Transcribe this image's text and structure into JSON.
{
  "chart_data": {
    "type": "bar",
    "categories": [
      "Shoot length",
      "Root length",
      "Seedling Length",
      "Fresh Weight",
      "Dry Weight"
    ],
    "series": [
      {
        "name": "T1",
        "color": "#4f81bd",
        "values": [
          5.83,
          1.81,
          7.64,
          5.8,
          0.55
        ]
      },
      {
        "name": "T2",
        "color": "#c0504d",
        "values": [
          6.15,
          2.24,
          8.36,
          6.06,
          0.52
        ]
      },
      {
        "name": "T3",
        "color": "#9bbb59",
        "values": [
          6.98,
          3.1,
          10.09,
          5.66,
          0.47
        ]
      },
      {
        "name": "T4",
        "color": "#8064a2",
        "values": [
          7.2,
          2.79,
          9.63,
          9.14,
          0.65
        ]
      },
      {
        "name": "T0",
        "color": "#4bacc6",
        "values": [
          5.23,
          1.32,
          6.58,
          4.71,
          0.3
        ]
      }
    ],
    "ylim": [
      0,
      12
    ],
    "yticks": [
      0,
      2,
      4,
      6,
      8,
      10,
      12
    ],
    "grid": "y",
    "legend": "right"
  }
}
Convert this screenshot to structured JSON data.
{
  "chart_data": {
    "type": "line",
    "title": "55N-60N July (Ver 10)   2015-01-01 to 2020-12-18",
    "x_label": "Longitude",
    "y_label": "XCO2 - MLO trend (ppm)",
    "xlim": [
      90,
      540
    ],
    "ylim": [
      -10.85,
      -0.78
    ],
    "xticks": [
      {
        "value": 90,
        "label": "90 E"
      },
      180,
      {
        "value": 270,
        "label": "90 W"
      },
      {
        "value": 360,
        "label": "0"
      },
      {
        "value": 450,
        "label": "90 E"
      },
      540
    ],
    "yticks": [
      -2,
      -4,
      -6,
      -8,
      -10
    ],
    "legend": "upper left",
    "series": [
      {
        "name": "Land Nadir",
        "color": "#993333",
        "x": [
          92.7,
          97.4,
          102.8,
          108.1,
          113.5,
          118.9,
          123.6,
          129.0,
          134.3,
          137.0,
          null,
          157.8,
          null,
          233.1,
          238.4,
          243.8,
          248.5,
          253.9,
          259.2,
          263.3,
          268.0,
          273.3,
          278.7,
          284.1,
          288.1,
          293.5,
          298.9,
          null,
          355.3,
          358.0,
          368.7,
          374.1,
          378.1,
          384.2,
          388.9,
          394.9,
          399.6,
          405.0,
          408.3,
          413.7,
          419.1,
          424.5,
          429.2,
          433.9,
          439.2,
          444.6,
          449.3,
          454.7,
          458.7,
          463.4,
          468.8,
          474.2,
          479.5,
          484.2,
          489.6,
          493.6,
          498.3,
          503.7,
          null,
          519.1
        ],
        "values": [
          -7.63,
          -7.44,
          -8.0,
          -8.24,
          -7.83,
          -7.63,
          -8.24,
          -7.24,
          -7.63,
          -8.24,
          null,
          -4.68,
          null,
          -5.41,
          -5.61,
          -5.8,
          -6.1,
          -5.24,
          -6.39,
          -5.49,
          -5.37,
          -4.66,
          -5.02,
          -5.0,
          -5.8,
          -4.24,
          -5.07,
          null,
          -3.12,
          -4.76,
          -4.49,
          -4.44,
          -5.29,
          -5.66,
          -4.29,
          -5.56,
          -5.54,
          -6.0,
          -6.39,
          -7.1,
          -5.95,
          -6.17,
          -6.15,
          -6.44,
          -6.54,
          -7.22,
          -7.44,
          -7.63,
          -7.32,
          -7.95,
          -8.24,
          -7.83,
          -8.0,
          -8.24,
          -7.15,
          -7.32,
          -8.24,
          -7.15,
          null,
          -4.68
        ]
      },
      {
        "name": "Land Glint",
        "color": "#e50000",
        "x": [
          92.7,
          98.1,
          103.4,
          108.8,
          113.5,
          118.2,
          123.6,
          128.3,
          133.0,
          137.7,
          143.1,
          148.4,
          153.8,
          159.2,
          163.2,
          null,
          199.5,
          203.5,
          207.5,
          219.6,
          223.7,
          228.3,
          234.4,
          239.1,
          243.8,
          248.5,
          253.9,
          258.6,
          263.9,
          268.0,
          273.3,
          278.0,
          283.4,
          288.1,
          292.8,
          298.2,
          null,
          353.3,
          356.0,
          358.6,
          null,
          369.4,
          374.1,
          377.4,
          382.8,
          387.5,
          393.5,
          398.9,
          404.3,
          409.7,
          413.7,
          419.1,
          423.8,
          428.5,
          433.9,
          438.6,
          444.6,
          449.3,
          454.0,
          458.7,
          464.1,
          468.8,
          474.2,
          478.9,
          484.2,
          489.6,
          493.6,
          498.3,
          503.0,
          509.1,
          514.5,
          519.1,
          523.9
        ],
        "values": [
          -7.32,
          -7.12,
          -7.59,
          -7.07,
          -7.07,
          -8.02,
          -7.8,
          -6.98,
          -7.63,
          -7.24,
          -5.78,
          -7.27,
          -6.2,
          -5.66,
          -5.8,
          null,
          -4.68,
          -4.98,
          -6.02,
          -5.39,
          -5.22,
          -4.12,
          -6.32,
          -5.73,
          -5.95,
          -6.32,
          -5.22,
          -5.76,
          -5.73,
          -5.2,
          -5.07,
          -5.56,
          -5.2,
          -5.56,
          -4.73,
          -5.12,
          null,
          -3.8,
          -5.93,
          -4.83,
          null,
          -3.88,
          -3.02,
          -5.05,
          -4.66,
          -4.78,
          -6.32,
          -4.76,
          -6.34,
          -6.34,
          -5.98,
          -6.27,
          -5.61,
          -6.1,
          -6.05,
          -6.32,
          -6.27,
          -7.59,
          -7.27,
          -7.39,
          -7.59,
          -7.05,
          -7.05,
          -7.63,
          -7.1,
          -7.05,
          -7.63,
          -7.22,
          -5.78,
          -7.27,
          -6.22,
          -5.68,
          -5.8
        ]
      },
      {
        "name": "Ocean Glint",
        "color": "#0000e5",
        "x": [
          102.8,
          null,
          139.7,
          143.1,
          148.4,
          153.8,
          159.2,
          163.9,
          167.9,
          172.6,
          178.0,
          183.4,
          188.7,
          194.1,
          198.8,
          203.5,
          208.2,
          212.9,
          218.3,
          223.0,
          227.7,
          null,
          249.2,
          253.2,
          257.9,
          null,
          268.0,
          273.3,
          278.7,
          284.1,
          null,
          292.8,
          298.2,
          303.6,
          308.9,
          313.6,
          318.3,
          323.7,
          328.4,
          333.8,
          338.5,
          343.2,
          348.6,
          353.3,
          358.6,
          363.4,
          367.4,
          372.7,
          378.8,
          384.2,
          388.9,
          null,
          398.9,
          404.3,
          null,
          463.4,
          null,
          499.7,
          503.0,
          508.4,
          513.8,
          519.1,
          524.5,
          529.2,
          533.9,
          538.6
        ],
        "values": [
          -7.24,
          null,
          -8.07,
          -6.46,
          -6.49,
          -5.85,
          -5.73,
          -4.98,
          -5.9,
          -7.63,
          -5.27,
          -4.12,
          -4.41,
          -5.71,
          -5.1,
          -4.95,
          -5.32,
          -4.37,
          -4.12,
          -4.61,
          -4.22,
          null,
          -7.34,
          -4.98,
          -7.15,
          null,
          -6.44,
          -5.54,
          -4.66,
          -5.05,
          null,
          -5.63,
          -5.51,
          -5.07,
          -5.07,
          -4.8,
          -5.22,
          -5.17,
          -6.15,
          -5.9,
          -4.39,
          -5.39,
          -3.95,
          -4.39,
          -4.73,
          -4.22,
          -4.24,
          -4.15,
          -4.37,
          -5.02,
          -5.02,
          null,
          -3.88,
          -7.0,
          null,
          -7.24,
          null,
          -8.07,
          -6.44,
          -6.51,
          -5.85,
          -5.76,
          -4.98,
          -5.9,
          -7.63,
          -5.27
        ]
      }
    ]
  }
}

■ ■ ■ ■ ■

TO DO:
Which lines hold the string "color"? Copy all of them from the data above.

RESULT OF THE EXERCISE:
        "color": "#4f81bd",
        "color": "#c0504d",
        "color": "#9bbb59",
        "color": "#8064a2",
        "color": "#4bacc6",
        "color": "#993333",
        "color": "#e50000",
        "color": "#0000e5",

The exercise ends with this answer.